>>>>>

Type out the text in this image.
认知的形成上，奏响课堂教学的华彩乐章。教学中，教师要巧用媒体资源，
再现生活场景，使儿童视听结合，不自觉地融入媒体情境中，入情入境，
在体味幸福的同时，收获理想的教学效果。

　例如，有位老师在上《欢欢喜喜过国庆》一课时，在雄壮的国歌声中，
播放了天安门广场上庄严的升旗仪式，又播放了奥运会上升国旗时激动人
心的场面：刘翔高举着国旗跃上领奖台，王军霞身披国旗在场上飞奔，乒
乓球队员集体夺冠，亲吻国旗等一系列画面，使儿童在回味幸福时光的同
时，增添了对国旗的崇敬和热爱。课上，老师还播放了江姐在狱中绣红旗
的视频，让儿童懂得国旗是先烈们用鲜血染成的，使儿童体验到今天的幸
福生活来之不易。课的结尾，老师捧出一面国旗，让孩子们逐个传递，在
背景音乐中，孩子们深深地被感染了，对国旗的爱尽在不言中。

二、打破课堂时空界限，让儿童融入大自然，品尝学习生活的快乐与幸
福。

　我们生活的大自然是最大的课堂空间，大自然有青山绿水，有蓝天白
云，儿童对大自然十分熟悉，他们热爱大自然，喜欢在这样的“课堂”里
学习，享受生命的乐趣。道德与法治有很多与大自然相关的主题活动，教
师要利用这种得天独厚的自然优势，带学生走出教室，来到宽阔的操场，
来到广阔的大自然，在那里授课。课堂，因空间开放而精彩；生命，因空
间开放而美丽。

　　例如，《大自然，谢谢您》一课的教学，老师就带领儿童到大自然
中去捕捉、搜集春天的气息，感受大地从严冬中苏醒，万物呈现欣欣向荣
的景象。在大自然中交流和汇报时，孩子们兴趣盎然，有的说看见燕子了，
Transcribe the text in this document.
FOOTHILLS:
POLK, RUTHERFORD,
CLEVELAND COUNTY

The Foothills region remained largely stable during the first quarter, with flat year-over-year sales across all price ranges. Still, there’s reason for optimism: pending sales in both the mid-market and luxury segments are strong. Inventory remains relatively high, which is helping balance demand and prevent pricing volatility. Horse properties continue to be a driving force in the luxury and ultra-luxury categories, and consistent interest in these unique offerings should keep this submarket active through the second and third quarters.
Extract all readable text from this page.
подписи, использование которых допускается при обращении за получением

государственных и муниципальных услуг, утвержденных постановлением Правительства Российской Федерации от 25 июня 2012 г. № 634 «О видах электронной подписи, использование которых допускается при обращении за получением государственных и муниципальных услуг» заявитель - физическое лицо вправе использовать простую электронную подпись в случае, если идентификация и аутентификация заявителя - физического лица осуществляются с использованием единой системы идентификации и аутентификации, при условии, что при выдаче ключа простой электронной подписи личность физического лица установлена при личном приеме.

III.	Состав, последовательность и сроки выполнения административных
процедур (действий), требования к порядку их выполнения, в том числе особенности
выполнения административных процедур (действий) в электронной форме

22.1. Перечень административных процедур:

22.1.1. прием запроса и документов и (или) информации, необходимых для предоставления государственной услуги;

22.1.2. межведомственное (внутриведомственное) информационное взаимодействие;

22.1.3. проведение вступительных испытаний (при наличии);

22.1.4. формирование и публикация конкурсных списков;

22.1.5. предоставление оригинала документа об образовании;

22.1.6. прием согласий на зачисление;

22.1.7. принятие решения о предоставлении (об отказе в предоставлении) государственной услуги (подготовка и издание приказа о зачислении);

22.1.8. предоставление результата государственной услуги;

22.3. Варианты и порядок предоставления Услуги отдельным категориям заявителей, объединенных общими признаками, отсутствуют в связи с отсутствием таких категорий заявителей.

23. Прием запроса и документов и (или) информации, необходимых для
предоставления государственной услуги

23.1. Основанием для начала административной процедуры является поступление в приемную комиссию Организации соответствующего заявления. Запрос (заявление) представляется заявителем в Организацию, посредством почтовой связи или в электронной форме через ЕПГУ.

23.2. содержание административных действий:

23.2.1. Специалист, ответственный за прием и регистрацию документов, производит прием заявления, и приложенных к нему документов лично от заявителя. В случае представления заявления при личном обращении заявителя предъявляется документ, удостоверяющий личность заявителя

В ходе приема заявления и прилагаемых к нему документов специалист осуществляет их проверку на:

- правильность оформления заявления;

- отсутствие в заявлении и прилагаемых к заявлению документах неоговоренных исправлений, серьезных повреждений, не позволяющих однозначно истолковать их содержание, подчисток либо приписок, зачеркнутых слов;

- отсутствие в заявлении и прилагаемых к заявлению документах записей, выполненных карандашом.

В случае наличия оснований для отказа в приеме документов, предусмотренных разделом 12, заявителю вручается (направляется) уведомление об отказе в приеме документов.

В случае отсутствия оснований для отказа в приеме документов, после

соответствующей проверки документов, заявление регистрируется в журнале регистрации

<<<<<

▶ **Directions**: Scan the data for the word "действий" and copy every line where it shows up.

▶ **The reply**:
процедур (действий), требования к порядку их выполнения, в том числе особенности
выполнения административных процедур (действий) в электронной форме
23.2. содержание административных действий:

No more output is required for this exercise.